(Structured figure records)
start

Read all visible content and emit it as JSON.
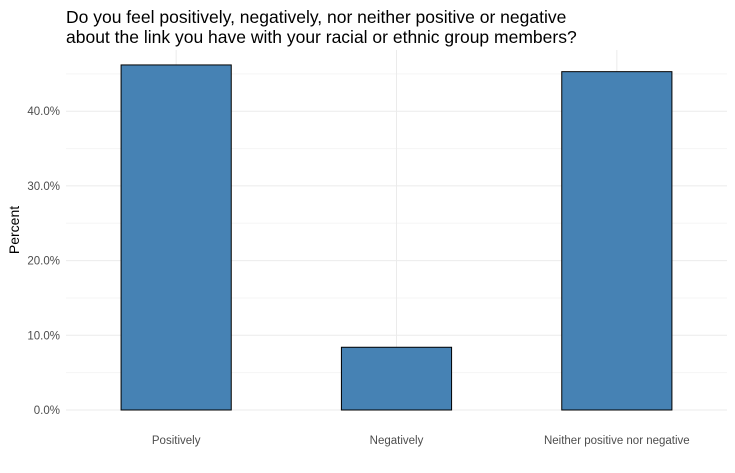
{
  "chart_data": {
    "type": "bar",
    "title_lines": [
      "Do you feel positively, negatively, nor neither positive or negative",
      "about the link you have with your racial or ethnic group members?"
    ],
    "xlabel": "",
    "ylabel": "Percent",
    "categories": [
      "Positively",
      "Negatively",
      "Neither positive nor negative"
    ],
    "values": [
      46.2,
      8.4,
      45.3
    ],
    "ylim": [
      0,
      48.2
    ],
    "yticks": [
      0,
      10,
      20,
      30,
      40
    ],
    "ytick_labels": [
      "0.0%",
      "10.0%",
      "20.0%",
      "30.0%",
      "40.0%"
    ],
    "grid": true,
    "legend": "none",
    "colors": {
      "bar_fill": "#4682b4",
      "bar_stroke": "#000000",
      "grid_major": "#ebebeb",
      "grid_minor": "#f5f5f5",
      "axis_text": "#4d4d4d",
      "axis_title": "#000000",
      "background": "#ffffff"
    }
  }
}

end

### Goal of the exercise
Restate each entry word for word, please, but drop any images it holds.

### Right answer
Read all visible content and emit it as JSON.
{
  "chart_data": {
    "type": "bar",
    "title_lines": [
      "Do you feel positively, negatively, nor neither positive or negative",
      "about the link you have with your racial or ethnic group members?"
    ],
    "xlabel": "",
    "ylabel": "Percent",
    "categories": [
      "Positively",
      "Negatively",
      "Neither positive nor negative"
    ],
    "values": [
      46.2,
      8.4,
      45.3
    ],
    "ylim": [
      0,
      48.2
    ],
    "yticks": [
      0,
      10,
      20,
      30,
      40
    ],
    "ytick_labels": [
      "0.0%",
      "10.0%",
      "20.0%",
      "30.0%",
      "40.0%"
    ],
    "grid": true,
    "legend": "none",
    "colors": {
      "bar_fill": "#4682b4",
      "bar_stroke": "#000000",
      "grid_major": "#ebebeb",
      "grid_minor": "#f5f5f5",
      "axis_text": "#4d4d4d",
      "axis_title": "#000000",
      "background": "#ffffff"
    }
  }
}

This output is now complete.